What this task involves:
Write out the records below word for word, please.

Dataset:
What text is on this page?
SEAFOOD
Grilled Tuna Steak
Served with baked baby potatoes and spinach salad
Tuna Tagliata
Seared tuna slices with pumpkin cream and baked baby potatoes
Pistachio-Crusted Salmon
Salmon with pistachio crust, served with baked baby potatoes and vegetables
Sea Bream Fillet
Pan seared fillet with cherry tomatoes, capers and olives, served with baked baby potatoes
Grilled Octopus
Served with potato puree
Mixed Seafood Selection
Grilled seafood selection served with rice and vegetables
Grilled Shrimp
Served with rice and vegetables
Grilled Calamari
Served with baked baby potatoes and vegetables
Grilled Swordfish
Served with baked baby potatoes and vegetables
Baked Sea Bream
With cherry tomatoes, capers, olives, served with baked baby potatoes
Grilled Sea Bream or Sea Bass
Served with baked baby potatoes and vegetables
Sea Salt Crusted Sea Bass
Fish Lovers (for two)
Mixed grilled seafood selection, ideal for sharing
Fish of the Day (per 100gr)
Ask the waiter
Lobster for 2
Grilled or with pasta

Full output:
What text is on this page?
SEAFOOD
Grilled Tuna Steak
Served with baked baby potatoes and spinach salad
Tuna Tagliata
Seared tuna slices with pumpkin cream and baked baby potatoes
Pistachio-Crusted Salmon
Salmon with pistachio crust, served with baked baby potatoes and vegetables
Sea Bream Fillet
Pan seared fillet with cherry tomatoes, capers and olives, served with baked baby potatoes
Grilled Octopus
Served with potato puree
Mixed Seafood Selection
Grilled seafood selection served with rice and vegetables
Grilled Shrimp
Served with rice and vegetables
Grilled Calamari
Served with baked baby potatoes and vegetables
Grilled Swordfish
Served with baked baby potatoes and vegetables
Baked Sea Bream
With cherry tomatoes, capers, olives, served with baked baby potatoes
Grilled Sea Bream or Sea Bass
Served with baked baby potatoes and vegetables
Sea Salt Crusted Sea Bass
Fish Lovers (for two)
Mixed grilled seafood selection, ideal for sharing
Fish of the Day (per 100gr)
Ask the waiter
Lobster for 2
Grilled or with pasta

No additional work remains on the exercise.